Take every line that has the string "JSON" and copy it out.

INFORMATION SUPPLIED
—————

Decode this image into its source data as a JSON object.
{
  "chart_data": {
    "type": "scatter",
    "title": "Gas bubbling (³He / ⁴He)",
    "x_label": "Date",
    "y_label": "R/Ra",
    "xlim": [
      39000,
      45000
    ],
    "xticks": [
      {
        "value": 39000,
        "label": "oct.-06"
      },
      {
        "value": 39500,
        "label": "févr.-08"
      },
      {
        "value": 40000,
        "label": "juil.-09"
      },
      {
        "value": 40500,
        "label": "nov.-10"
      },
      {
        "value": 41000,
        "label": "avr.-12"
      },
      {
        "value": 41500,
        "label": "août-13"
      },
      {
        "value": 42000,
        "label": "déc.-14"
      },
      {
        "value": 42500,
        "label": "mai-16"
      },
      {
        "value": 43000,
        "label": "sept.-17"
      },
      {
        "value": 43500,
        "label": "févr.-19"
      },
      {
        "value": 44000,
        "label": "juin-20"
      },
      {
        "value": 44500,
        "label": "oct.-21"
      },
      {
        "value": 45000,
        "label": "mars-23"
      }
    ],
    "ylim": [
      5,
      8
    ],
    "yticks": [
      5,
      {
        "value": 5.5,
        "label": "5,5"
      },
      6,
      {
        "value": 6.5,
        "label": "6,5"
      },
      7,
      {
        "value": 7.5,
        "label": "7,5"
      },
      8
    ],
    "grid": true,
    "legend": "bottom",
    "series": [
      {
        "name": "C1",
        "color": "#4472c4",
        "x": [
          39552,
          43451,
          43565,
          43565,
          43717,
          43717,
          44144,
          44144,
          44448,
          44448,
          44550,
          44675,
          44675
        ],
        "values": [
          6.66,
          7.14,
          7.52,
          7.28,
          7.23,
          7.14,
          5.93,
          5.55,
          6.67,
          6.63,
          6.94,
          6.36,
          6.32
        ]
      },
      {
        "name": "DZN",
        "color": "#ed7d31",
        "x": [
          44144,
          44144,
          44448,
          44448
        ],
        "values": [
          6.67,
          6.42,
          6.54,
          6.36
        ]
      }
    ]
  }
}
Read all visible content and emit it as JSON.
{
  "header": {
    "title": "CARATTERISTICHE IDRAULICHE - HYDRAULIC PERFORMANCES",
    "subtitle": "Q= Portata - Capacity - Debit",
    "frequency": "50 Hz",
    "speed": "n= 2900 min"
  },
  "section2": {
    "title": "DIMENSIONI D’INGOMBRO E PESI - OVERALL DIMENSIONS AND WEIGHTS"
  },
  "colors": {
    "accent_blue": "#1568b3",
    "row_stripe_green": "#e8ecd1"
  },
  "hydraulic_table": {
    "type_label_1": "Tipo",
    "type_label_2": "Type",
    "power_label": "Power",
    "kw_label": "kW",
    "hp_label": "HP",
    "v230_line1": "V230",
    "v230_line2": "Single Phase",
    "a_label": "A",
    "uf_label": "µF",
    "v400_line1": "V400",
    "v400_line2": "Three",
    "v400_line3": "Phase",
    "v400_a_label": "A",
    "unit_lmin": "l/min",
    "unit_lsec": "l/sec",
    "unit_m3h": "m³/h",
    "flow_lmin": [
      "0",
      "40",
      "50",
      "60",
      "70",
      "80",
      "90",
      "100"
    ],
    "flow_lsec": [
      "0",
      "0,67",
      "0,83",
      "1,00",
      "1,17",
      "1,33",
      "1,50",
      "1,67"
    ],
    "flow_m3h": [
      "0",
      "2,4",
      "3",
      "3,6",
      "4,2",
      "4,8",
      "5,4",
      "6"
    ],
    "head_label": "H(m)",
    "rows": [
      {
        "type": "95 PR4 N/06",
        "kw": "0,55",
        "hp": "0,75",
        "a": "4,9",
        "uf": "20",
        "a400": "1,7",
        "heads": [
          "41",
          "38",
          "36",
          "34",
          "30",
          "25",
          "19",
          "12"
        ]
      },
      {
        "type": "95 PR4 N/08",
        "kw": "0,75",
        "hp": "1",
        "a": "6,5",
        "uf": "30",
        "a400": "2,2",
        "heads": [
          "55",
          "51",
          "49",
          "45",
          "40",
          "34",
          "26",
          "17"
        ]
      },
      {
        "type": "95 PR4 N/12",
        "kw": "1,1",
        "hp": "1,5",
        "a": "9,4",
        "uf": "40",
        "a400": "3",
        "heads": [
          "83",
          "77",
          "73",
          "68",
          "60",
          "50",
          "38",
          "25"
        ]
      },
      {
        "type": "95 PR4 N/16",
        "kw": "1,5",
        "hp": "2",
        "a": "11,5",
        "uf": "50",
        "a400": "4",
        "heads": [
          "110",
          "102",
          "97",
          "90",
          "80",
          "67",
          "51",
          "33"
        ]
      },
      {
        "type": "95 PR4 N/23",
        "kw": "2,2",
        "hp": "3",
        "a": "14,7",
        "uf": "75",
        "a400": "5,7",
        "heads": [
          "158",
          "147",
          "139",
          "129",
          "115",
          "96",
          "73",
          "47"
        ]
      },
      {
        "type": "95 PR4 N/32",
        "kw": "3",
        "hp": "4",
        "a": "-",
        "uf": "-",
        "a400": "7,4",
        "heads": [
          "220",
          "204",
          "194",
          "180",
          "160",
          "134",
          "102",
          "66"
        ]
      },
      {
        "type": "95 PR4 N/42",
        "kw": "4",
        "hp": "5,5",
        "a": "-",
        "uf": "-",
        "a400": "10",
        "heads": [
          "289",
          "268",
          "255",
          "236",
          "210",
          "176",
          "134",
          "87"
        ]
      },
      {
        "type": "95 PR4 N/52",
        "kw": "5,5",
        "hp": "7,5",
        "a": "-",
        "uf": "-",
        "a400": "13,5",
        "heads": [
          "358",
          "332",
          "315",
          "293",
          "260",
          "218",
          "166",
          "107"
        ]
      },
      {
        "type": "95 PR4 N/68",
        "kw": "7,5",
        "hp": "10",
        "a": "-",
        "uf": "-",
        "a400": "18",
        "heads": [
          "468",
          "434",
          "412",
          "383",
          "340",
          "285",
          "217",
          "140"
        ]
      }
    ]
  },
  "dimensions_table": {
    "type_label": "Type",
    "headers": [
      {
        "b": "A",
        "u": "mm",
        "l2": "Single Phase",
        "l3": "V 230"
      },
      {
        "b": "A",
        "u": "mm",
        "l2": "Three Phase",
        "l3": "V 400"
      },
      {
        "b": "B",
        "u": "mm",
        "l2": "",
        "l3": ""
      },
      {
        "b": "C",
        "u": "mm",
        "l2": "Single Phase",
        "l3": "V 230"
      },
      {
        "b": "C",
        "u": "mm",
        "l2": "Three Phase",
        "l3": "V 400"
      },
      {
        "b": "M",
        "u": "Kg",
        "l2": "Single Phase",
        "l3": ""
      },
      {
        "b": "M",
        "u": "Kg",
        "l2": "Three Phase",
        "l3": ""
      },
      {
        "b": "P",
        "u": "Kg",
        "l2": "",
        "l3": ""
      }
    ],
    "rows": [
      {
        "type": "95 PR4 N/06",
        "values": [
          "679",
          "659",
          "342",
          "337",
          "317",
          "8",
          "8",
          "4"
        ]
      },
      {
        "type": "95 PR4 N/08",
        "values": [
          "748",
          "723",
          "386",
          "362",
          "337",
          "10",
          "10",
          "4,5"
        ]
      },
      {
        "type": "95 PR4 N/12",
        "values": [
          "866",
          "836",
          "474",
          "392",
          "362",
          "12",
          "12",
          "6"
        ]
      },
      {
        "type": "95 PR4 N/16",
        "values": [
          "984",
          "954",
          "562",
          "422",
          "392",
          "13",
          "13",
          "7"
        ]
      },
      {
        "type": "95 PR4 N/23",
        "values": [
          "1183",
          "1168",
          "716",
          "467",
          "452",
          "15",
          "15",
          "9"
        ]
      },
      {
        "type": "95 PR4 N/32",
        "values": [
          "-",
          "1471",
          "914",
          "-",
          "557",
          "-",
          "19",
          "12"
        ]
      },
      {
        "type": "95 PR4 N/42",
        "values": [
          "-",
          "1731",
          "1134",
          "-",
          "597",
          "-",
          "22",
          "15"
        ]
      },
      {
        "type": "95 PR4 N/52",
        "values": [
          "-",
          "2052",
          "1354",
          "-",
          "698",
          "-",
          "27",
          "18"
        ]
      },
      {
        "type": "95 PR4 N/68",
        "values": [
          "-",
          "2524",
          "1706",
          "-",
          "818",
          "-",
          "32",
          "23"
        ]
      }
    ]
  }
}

—————

RESULT OF THIS TASK
Decode this image into its source data as a JSON object.
Read all visible content and emit it as JSON.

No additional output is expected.